◆ **TASK TO CARRY OUT**
Repeat every line below exactly as it reads.

◆ **SUPPLIED RECORDS**
---+---
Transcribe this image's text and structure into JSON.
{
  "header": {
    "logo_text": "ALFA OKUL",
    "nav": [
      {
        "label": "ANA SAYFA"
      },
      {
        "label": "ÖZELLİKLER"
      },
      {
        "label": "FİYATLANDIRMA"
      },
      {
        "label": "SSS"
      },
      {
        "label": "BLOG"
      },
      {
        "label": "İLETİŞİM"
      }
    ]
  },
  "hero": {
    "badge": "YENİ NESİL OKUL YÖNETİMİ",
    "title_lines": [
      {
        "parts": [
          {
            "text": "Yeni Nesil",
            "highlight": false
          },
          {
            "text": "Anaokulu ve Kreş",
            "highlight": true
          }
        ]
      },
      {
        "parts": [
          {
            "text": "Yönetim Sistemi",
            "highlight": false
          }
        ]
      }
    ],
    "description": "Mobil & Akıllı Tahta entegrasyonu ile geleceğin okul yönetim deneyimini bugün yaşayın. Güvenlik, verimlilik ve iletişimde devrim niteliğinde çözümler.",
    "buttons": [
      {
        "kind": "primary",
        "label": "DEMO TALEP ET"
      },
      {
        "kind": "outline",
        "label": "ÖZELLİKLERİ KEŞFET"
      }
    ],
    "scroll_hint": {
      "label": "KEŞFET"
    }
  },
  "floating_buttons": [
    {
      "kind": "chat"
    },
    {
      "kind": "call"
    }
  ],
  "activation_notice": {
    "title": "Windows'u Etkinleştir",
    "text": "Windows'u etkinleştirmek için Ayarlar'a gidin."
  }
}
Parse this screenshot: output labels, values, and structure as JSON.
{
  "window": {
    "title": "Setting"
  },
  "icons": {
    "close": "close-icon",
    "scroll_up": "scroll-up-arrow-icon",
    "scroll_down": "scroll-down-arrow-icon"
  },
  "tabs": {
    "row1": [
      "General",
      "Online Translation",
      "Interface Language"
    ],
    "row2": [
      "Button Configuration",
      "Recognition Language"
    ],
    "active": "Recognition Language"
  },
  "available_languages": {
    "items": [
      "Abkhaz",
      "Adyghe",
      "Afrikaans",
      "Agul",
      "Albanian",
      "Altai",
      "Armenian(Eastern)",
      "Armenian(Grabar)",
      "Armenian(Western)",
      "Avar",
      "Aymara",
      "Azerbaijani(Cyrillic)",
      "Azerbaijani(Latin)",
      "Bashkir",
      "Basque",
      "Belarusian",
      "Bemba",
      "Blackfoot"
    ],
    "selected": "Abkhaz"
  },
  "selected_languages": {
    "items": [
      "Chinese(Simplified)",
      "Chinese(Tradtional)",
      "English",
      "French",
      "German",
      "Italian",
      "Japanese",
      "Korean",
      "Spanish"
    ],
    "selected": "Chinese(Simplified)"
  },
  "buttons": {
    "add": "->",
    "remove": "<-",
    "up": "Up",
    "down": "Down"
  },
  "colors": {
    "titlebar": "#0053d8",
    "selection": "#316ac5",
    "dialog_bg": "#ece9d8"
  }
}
---+---
◆ **THE COMPLETED TASK**
Transcribe this image's text and structure into JSON.
{
  "header": {
    "logo_text": "ALFA OKUL",
    "nav": [
      {
        "label": "ANA SAYFA"
      },
      {
        "label": "ÖZELLİKLER"
      },
      {
        "label": "FİYATLANDIRMA"
      },
      {
        "label": "SSS"
      },
      {
        "label": "BLOG"
      },
      {
        "label": "İLETİŞİM"
      }
    ]
  },
  "hero": {
    "badge": "YENİ NESİL OKUL YÖNETİMİ",
    "title_lines": [
      {
        "parts": [
          {
            "text": "Yeni Nesil",
            "highlight": false
          },
          {
            "text": "Anaokulu ve Kreş",
            "highlight": true
          }
        ]
      },
      {
        "parts": [
          {
            "text": "Yönetim Sistemi",
            "highlight": false
          }
        ]
      }
    ],
    "description": "Mobil & Akıllı Tahta entegrasyonu ile geleceğin okul yönetim deneyimini bugün yaşayın. Güvenlik, verimlilik ve iletişimde devrim niteliğinde çözümler.",
    "buttons": [
      {
        "kind": "primary",
        "label": "DEMO TALEP ET"
      },
      {
        "kind": "outline",
        "label": "ÖZELLİKLERİ KEŞFET"
      }
    ],
    "scroll_hint": {
      "label": "KEŞFET"
    }
  },
  "floating_buttons": [
    {
      "kind": "chat"
    },
    {
      "kind": "call"
    }
  ],
  "activation_notice": {
    "title": "Windows'u Etkinleştir",
    "text": "Windows'u etkinleştirmek için Ayarlar'a gidin."
  }
}
Parse this screenshot: output labels, values, and structure as JSON.
{
  "window": {
    "title": "Setting"
  },
  "icons": {
    "close": "close-icon",
    "scroll_up": "scroll-up-arrow-icon",
    "scroll_down": "scroll-down-arrow-icon"
  },
  "tabs": {
    "row1": [
      "General",
      "Online Translation",
      "Interface Language"
    ],
    "row2": [
      "Button Configuration",
      "Recognition Language"
    ],
    "active": "Recognition Language"
  },
  "available_languages": {
    "items": [
      "Abkhaz",
      "Adyghe",
      "Afrikaans",
      "Agul",
      "Albanian",
      "Altai",
      "Armenian(Eastern)",
      "Armenian(Grabar)",
      "Armenian(Western)",
      "Avar",
      "Aymara",
      "Azerbaijani(Cyrillic)",
      "Azerbaijani(Latin)",
      "Bashkir",
      "Basque",
      "Belarusian",
      "Bemba",
      "Blackfoot"
    ],
    "selected": "Abkhaz"
  },
  "selected_languages": {
    "items": [
      "Chinese(Simplified)",
      "Chinese(Tradtional)",
      "English",
      "French",
      "German",
      "Italian",
      "Japanese",
      "Korean",
      "Spanish"
    ],
    "selected": "Chinese(Simplified)"
  },
  "buttons": {
    "add": "->",
    "remove": "<-",
    "up": "Up",
    "down": "Down"
  },
  "colors": {
    "titlebar": "#0053d8",
    "selection": "#316ac5",
    "dialog_bg": "#ece9d8"
  }
}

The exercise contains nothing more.